RECORD LIST start

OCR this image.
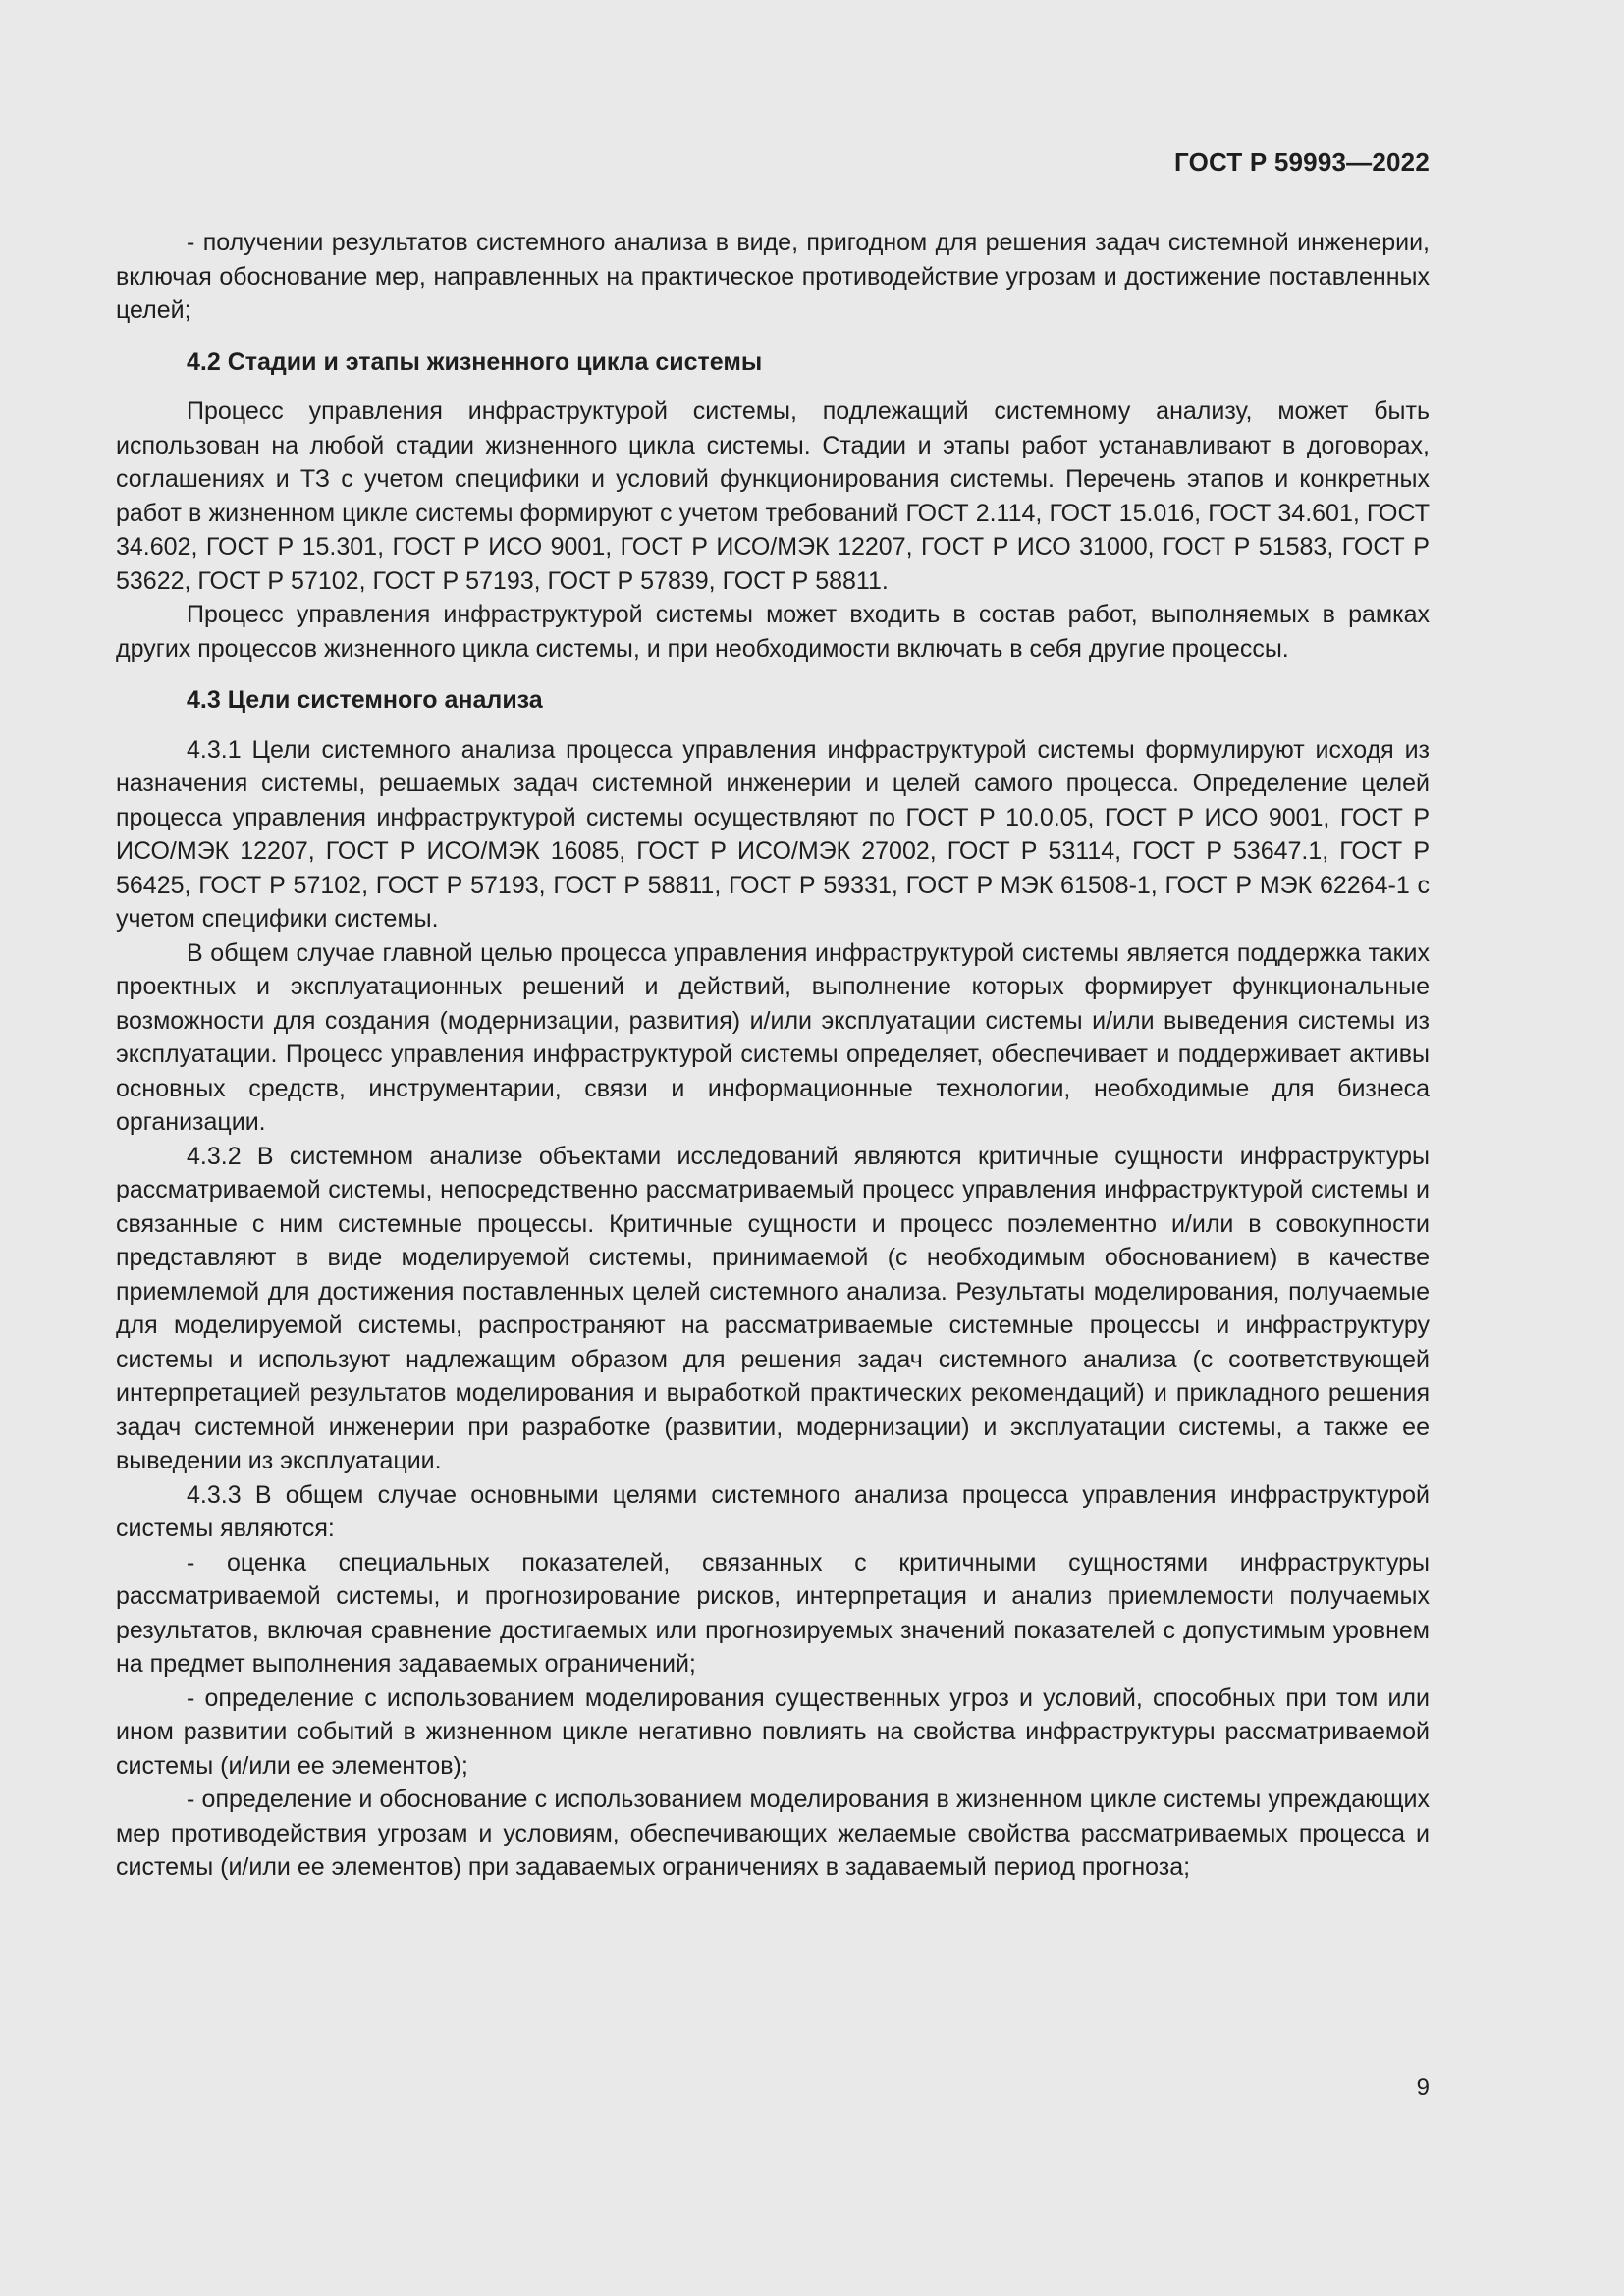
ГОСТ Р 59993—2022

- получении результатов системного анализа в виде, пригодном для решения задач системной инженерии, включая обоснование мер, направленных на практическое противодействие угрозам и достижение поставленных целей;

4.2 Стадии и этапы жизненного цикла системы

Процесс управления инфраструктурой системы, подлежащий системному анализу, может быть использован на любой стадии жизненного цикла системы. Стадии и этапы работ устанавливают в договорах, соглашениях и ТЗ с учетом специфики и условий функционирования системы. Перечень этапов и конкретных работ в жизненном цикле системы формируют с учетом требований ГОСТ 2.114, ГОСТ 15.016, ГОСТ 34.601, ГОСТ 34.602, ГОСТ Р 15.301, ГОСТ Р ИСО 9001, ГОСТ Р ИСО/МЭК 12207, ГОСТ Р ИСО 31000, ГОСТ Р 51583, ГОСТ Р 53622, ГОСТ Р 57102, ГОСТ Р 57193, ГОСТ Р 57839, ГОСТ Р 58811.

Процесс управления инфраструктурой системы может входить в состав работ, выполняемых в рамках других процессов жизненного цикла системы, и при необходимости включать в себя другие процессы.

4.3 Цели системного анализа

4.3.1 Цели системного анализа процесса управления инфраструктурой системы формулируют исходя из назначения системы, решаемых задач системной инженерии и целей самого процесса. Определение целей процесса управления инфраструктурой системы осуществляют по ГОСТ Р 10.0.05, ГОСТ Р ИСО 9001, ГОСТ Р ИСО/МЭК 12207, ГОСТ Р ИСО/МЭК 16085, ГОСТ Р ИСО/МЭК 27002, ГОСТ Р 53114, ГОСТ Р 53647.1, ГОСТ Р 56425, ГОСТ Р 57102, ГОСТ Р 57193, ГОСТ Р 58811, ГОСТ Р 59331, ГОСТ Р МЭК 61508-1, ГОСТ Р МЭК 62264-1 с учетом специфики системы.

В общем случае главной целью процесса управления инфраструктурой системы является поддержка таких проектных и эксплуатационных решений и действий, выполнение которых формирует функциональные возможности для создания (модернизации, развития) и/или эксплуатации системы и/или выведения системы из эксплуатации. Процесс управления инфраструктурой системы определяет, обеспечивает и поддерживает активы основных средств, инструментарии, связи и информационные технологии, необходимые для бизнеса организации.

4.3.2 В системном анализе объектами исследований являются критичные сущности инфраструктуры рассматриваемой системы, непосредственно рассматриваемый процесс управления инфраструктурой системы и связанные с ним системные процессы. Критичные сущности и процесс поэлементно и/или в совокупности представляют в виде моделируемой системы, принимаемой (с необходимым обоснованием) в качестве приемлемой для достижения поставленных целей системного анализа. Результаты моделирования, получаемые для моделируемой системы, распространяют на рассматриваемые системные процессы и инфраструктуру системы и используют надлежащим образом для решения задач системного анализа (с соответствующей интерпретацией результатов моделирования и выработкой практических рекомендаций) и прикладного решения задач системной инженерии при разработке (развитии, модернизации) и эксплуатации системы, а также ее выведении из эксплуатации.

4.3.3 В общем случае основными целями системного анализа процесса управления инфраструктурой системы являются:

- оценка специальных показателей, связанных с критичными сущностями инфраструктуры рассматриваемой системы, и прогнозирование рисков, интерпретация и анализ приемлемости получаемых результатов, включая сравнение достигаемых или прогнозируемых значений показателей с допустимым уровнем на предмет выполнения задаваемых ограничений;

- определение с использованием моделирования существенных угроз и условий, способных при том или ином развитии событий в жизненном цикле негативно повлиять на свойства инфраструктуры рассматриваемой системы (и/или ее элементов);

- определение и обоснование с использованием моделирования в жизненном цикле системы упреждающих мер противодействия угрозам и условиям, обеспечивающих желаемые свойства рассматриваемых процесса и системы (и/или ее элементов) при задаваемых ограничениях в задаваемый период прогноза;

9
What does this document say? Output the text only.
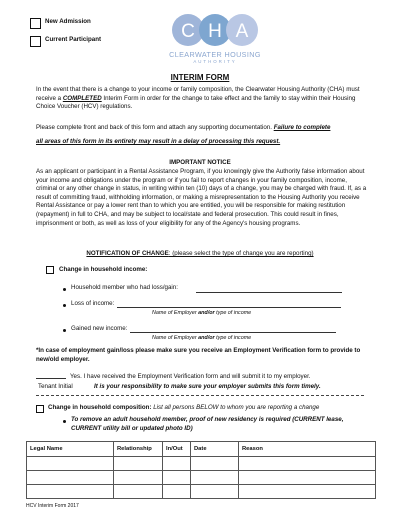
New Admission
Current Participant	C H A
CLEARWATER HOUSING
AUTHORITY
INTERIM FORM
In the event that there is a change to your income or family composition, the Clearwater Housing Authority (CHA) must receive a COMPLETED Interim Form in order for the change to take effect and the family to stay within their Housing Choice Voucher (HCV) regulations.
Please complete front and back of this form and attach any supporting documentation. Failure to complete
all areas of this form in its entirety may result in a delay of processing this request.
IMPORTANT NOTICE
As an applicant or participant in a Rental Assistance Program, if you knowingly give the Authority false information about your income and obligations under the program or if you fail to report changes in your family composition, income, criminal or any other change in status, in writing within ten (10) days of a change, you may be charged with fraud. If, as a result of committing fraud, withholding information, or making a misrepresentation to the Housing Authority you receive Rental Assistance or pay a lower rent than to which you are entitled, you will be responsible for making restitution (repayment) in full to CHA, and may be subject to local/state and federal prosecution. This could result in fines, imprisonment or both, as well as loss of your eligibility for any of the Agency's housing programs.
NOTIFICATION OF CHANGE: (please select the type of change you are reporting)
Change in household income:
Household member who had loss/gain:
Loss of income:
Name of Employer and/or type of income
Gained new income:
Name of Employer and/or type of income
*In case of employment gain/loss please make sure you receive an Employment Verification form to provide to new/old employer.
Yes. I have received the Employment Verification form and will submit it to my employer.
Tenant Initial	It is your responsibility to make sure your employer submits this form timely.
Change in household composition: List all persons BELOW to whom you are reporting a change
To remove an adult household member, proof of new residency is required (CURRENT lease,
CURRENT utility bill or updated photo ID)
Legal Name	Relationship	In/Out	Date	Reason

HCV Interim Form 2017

RECORD LIST end

REQUIRED WORK: Review the preceding data and report every line that includes the string "использованием".

OUTPUT FOR THIS EXERCISE:
- определение с использованием моделирования существенных угроз и условий, способных при том или ином развитии событий в жизненном цикле негативно повлиять на свойства инфраструктуры рассматриваемой системы (и/или ее элементов);
- определение и обоснование с использованием моделирования в жизненном цикле системы упреждающих мер противодействия угрозам и условиям, обеспечивающих желаемые свойства рассматриваемых процесса и системы (и/или ее элементов) при задаваемых ограничениях в задаваемый период прогноза;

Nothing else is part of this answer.